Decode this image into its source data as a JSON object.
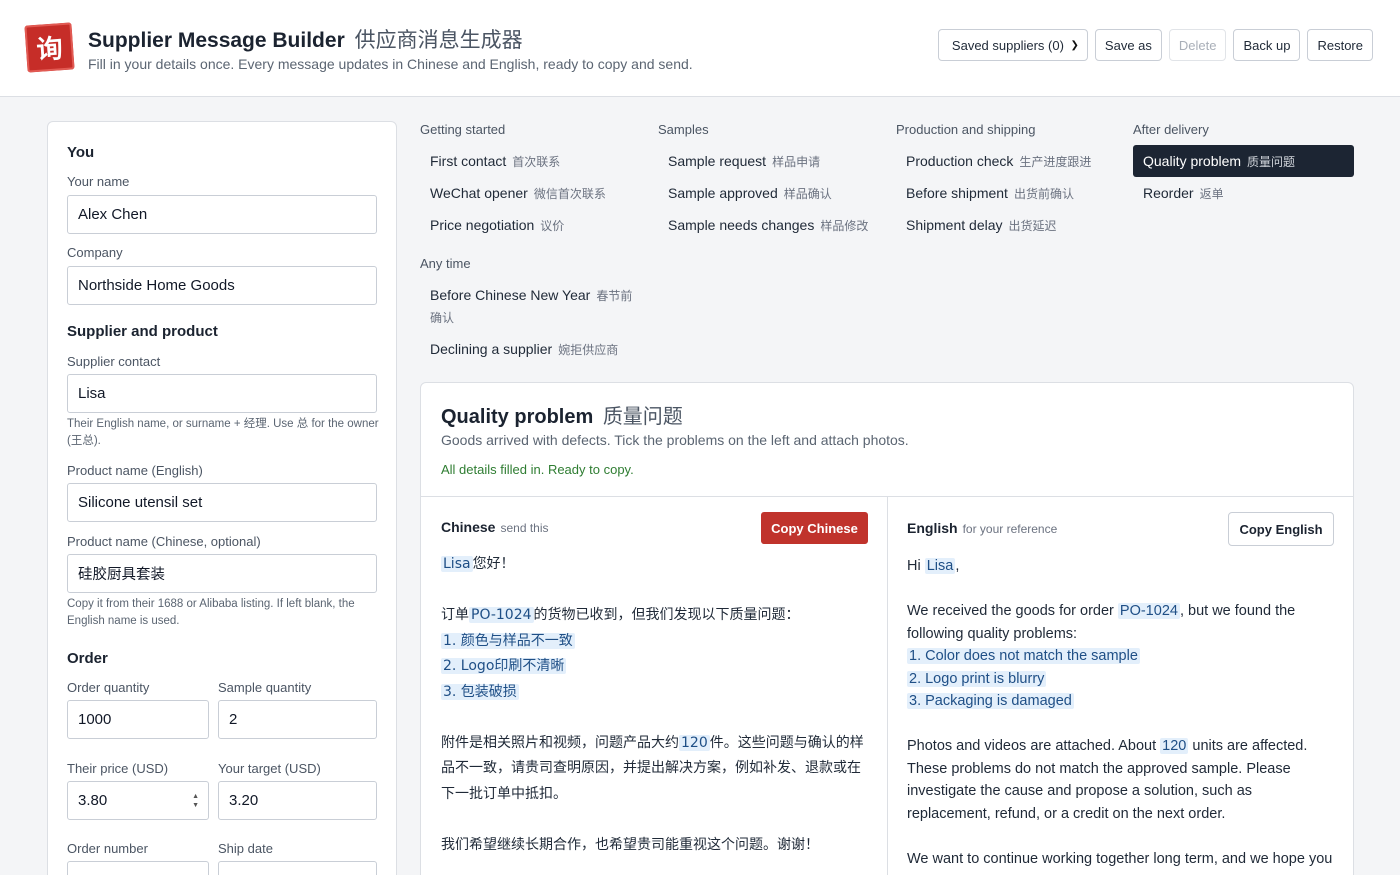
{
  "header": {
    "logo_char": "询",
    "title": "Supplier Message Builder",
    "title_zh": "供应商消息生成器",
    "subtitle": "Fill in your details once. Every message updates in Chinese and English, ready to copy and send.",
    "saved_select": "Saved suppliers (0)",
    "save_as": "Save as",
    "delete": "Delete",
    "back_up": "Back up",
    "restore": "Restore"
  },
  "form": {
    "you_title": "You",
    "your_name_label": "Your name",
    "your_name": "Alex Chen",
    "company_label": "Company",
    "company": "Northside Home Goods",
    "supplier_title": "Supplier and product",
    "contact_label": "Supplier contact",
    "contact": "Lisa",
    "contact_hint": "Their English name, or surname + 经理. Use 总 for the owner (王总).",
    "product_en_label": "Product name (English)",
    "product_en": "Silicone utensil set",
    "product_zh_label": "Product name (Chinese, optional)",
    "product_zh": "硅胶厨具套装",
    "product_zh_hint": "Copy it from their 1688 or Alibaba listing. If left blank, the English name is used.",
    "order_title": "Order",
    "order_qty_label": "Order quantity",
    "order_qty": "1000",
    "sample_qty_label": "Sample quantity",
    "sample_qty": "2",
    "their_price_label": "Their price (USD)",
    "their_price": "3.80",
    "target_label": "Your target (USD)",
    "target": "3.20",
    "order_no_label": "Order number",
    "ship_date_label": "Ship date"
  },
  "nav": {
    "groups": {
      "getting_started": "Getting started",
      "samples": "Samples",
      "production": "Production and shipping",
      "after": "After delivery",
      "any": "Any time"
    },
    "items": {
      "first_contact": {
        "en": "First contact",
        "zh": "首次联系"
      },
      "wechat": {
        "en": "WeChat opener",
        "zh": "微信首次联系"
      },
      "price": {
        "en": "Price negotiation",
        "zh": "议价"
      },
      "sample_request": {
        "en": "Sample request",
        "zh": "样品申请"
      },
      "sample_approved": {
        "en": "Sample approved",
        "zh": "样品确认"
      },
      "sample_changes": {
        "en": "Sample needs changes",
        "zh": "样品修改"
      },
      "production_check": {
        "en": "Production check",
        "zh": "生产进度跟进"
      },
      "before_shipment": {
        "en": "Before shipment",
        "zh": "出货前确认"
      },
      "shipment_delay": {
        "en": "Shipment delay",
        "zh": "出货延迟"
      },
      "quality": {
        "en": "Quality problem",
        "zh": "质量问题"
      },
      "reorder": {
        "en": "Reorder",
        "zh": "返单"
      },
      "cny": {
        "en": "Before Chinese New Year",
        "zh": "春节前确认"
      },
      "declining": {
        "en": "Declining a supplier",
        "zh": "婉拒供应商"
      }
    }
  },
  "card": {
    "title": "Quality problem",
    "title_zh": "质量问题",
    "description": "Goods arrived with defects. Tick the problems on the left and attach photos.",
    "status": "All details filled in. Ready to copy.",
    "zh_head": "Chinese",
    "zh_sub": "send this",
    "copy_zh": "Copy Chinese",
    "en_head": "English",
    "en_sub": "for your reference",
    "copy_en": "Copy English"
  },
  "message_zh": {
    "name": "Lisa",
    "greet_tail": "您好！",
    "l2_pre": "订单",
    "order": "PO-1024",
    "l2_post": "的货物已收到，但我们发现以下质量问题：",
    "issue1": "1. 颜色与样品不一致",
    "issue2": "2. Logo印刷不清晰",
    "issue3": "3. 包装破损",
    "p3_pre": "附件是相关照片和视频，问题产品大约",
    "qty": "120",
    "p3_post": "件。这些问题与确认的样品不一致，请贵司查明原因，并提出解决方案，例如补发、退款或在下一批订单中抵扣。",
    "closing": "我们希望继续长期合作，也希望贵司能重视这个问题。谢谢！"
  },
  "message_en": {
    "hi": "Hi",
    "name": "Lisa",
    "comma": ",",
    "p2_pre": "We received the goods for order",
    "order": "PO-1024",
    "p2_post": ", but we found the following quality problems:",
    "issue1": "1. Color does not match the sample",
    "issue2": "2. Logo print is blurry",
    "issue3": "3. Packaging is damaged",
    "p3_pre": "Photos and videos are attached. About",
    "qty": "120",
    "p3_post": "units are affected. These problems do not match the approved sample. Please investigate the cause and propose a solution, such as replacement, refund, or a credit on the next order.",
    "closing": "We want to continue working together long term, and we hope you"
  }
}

Problem details:
Omit the pictures and give the material again, exactly and in full.

Result of this task:
Decode this image into its source data as a JSON object.
{
  "header": {
    "logo_char": "询",
    "title": "Supplier Message Builder",
    "title_zh": "供应商消息生成器",
    "subtitle": "Fill in your details once. Every message updates in Chinese and English, ready to copy and send.",
    "saved_select": "Saved suppliers (0)",
    "save_as": "Save as",
    "delete": "Delete",
    "back_up": "Back up",
    "restore": "Restore"
  },
  "form": {
    "you_title": "You",
    "your_name_label": "Your name",
    "your_name": "Alex Chen",
    "company_label": "Company",
    "company": "Northside Home Goods",
    "supplier_title": "Supplier and product",
    "contact_label": "Supplier contact",
    "contact": "Lisa",
    "contact_hint": "Their English name, or surname + 经理. Use 总 for the owner (王总).",
    "product_en_label": "Product name (English)",
    "product_en": "Silicone utensil set",
    "product_zh_label": "Product name (Chinese, optional)",
    "product_zh": "硅胶厨具套装",
    "product_zh_hint": "Copy it from their 1688 or Alibaba listing. If left blank, the English name is used.",
    "order_title": "Order",
    "order_qty_label": "Order quantity",
    "order_qty": "1000",
    "sample_qty_label": "Sample quantity",
    "sample_qty": "2",
    "their_price_label": "Their price (USD)",
    "their_price": "3.80",
    "target_label": "Your target (USD)",
    "target": "3.20",
    "order_no_label": "Order number",
    "ship_date_label": "Ship date"
  },
  "nav": {
    "groups": {
      "getting_started": "Getting started",
      "samples": "Samples",
      "production": "Production and shipping",
      "after": "After delivery",
      "any": "Any time"
    },
    "items": {
      "first_contact": {
        "en": "First contact",
        "zh": "首次联系"
      },
      "wechat": {
        "en": "WeChat opener",
        "zh": "微信首次联系"
      },
      "price": {
        "en": "Price negotiation",
        "zh": "议价"
      },
      "sample_request": {
        "en": "Sample request",
        "zh": "样品申请"
      },
      "sample_approved": {
        "en": "Sample approved",
        "zh": "样品确认"
      },
      "sample_changes": {
        "en": "Sample needs changes",
        "zh": "样品修改"
      },
      "production_check": {
        "en": "Production check",
        "zh": "生产进度跟进"
      },
      "before_shipment": {
        "en": "Before shipment",
        "zh": "出货前确认"
      },
      "shipment_delay": {
        "en": "Shipment delay",
        "zh": "出货延迟"
      },
      "quality": {
        "en": "Quality problem",
        "zh": "质量问题"
      },
      "reorder": {
        "en": "Reorder",
        "zh": "返单"
      },
      "cny": {
        "en": "Before Chinese New Year",
        "zh": "春节前确认"
      },
      "declining": {
        "en": "Declining a supplier",
        "zh": "婉拒供应商"
      }
    }
  },
  "card": {
    "title": "Quality problem",
    "title_zh": "质量问题",
    "description": "Goods arrived with defects. Tick the problems on the left and attach photos.",
    "status": "All details filled in. Ready to copy.",
    "zh_head": "Chinese",
    "zh_sub": "send this",
    "copy_zh": "Copy Chinese",
    "en_head": "English",
    "en_sub": "for your reference",
    "copy_en": "Copy English"
  },
  "message_zh": {
    "name": "Lisa",
    "greet_tail": "您好！",
    "l2_pre": "订单",
    "order": "PO-1024",
    "l2_post": "的货物已收到，但我们发现以下质量问题：",
    "issue1": "1. 颜色与样品不一致",
    "issue2": "2. Logo印刷不清晰",
    "issue3": "3. 包装破损",
    "p3_pre": "附件是相关照片和视频，问题产品大约",
    "qty": "120",
    "p3_post": "件。这些问题与确认的样品不一致，请贵司查明原因，并提出解决方案，例如补发、退款或在下一批订单中抵扣。",
    "closing": "我们希望继续长期合作，也希望贵司能重视这个问题。谢谢！"
  },
  "message_en": {
    "hi": "Hi",
    "name": "Lisa",
    "comma": ",",
    "p2_pre": "We received the goods for order",
    "order": "PO-1024",
    "p2_post": ", but we found the following quality problems:",
    "issue1": "1. Color does not match the sample",
    "issue2": "2. Logo print is blurry",
    "issue3": "3. Packaging is damaged",
    "p3_pre": "Photos and videos are attached. About",
    "qty": "120",
    "p3_post": "units are affected. These problems do not match the approved sample. Please investigate the cause and propose a solution, such as replacement, refund, or a credit on the next order.",
    "closing": "We want to continue working together long term, and we hope you"
  }
}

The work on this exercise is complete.